*EXERCISE DESCRIPTION*. Give the data again, word for word.

>> BEGIN GIVEN INFORMATION

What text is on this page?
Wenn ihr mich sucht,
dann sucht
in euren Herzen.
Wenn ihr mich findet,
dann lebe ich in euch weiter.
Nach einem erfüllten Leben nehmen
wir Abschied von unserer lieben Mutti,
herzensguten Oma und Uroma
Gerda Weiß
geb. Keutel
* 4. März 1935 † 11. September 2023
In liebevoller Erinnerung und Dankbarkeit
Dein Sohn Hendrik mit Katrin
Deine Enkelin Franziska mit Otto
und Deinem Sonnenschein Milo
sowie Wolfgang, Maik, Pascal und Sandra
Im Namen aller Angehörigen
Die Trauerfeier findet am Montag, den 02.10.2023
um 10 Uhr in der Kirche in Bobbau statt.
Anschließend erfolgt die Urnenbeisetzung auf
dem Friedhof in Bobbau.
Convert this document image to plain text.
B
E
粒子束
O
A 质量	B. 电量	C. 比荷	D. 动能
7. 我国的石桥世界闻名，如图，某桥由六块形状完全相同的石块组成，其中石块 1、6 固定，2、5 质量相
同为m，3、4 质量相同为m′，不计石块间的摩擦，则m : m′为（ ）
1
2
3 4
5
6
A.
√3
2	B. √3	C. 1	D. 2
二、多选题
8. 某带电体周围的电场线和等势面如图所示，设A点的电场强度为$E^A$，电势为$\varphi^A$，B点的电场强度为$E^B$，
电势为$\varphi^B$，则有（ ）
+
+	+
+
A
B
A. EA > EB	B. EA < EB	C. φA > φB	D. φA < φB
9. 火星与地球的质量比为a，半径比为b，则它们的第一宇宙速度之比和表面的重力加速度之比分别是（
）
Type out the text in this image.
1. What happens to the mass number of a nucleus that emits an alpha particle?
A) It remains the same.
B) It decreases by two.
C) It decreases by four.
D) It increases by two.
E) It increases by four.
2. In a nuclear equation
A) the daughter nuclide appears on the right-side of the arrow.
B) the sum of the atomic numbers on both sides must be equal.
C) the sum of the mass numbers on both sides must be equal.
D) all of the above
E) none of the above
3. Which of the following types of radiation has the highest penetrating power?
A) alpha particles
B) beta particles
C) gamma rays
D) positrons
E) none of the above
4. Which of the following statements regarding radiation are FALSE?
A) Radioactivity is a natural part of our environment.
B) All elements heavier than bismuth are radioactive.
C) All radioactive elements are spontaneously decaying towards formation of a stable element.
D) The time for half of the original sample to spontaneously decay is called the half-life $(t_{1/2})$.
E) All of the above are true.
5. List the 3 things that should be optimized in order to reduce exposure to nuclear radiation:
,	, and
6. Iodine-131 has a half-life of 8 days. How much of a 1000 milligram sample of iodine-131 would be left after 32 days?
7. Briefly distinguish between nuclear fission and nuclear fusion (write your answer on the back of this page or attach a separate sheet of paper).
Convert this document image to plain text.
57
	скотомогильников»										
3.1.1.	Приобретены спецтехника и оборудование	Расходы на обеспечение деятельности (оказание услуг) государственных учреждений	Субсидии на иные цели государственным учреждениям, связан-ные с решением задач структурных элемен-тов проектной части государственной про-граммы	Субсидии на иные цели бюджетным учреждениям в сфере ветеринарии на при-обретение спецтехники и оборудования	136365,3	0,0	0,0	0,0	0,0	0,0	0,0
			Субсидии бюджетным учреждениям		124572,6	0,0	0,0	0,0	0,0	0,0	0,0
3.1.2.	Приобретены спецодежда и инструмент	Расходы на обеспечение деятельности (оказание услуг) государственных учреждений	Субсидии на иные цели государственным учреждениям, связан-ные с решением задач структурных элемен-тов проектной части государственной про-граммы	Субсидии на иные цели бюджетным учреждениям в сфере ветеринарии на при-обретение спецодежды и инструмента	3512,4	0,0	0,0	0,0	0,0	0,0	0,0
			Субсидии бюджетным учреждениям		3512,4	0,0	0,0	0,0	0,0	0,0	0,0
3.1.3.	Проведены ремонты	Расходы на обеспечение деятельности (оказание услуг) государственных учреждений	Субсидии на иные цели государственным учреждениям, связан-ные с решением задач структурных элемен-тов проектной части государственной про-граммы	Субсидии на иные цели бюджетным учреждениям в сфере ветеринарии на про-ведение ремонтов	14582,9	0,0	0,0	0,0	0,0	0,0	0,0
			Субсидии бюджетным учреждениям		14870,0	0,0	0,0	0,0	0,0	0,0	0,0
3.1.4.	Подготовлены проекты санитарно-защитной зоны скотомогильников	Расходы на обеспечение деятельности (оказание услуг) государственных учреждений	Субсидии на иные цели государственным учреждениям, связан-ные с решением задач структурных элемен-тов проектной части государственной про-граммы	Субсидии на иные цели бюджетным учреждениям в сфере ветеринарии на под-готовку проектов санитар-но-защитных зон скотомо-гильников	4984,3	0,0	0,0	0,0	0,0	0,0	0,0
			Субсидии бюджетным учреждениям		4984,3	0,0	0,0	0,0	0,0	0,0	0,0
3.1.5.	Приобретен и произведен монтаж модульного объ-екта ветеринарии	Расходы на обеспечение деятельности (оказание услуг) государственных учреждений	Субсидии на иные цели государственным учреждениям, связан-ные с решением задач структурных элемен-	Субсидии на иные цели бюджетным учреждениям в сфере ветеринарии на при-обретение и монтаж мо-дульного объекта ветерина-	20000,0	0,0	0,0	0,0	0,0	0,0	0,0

>> END GIVEN INFORMATION

*OUTPUT BELOW*.
What text is on this page?
Wenn ihr mich sucht,
dann sucht
in euren Herzen.
Wenn ihr mich findet,
dann lebe ich in euch weiter.
Nach einem erfüllten Leben nehmen
wir Abschied von unserer lieben Mutti,
herzensguten Oma und Uroma
Gerda Weiß
geb. Keutel
* 4. März 1935 † 11. September 2023
In liebevoller Erinnerung und Dankbarkeit
Dein Sohn Hendrik mit Katrin
Deine Enkelin Franziska mit Otto
und Deinem Sonnenschein Milo
sowie Wolfgang, Maik, Pascal und Sandra
Im Namen aller Angehörigen
Die Trauerfeier findet am Montag, den 02.10.2023
um 10 Uhr in der Kirche in Bobbau statt.
Anschließend erfolgt die Urnenbeisetzung auf
dem Friedhof in Bobbau.
Convert this document image to plain text.
B
E
粒子束
O
A 质量	B. 电量	C. 比荷	D. 动能
7. 我国的石桥世界闻名，如图，某桥由六块形状完全相同的石块组成，其中石块 1、6 固定，2、5 质量相
同为m，3、4 质量相同为m′，不计石块间的摩擦，则m : m′为（ ）
1
2
3 4
5
6
A.
√3
2	B. √3	C. 1	D. 2
二、多选题
8. 某带电体周围的电场线和等势面如图所示，设A点的电场强度为$E^A$，电势为$\varphi^A$，B点的电场强度为$E^B$，
电势为$\varphi^B$，则有（ ）
+
+	+
+
A
B
A. EA > EB	B. EA < EB	C. φA > φB	D. φA < φB
9. 火星与地球的质量比为a，半径比为b，则它们的第一宇宙速度之比和表面的重力加速度之比分别是（
）
Type out the text in this image.
1. What happens to the mass number of a nucleus that emits an alpha particle?
A) It remains the same.
B) It decreases by two.
C) It decreases by four.
D) It increases by two.
E) It increases by four.
2. In a nuclear equation
A) the daughter nuclide appears on the right-side of the arrow.
B) the sum of the atomic numbers on both sides must be equal.
C) the sum of the mass numbers on both sides must be equal.
D) all of the above
E) none of the above
3. Which of the following types of radiation has the highest penetrating power?
A) alpha particles
B) beta particles
C) gamma rays
D) positrons
E) none of the above
4. Which of the following statements regarding radiation are FALSE?
A) Radioactivity is a natural part of our environment.
B) All elements heavier than bismuth are radioactive.
C) All radioactive elements are spontaneously decaying towards formation of a stable element.
D) The time for half of the original sample to spontaneously decay is called the half-life $(t_{1/2})$.
E) All of the above are true.
5. List the 3 things that should be optimized in order to reduce exposure to nuclear radiation:
,	, and
6. Iodine-131 has a half-life of 8 days. How much of a 1000 milligram sample of iodine-131 would be left after 32 days?
7. Briefly distinguish between nuclear fission and nuclear fusion (write your answer on the back of this page or attach a separate sheet of paper).
Convert this document image to plain text.
57
	скотомогильников»										
3.1.1.	Приобретены спецтехника и оборудование	Расходы на обеспечение деятельности (оказание услуг) государственных учреждений	Субсидии на иные цели государственным учреждениям, связан-ные с решением задач структурных элемен-тов проектной части государственной про-граммы	Субсидии на иные цели бюджетным учреждениям в сфере ветеринарии на при-обретение спецтехники и оборудования	136365,3	0,0	0,0	0,0	0,0	0,0	0,0
			Субсидии бюджетным учреждениям		124572,6	0,0	0,0	0,0	0,0	0,0	0,0
3.1.2.	Приобретены спецодежда и инструмент	Расходы на обеспечение деятельности (оказание услуг) государственных учреждений	Субсидии на иные цели государственным учреждениям, связан-ные с решением задач структурных элемен-тов проектной части государственной про-граммы	Субсидии на иные цели бюджетным учреждениям в сфере ветеринарии на при-обретение спецодежды и инструмента	3512,4	0,0	0,0	0,0	0,0	0,0	0,0
			Субсидии бюджетным учреждениям		3512,4	0,0	0,0	0,0	0,0	0,0	0,0
3.1.3.	Проведены ремонты	Расходы на обеспечение деятельности (оказание услуг) государственных учреждений	Субсидии на иные цели государственным учреждениям, связан-ные с решением задач структурных элемен-тов проектной части государственной про-граммы	Субсидии на иные цели бюджетным учреждениям в сфере ветеринарии на про-ведение ремонтов	14582,9	0,0	0,0	0,0	0,0	0,0	0,0
			Субсидии бюджетным учреждениям		14870,0	0,0	0,0	0,0	0,0	0,0	0,0
3.1.4.	Подготовлены проекты санитарно-защитной зоны скотомогильников	Расходы на обеспечение деятельности (оказание услуг) государственных учреждений	Субсидии на иные цели государственным учреждениям, связан-ные с решением задач структурных элемен-тов проектной части государственной про-граммы	Субсидии на иные цели бюджетным учреждениям в сфере ветеринарии на под-готовку проектов санитар-но-защитных зон скотомо-гильников	4984,3	0,0	0,0	0,0	0,0	0,0	0,0
			Субсидии бюджетным учреждениям		4984,3	0,0	0,0	0,0	0,0	0,0	0,0
3.1.5.	Приобретен и произведен монтаж модульного объ-екта ветеринарии	Расходы на обеспечение деятельности (оказание услуг) государственных учреждений	Субсидии на иные цели государственным учреждениям, связан-ные с решением задач структурных элемен-	Субсидии на иные цели бюджетным учреждениям в сфере ветеринарии на при-обретение и монтаж мо-дульного объекта ветерина-	20000,0	0,0	0,0	0,0	0,0	0,0	0,0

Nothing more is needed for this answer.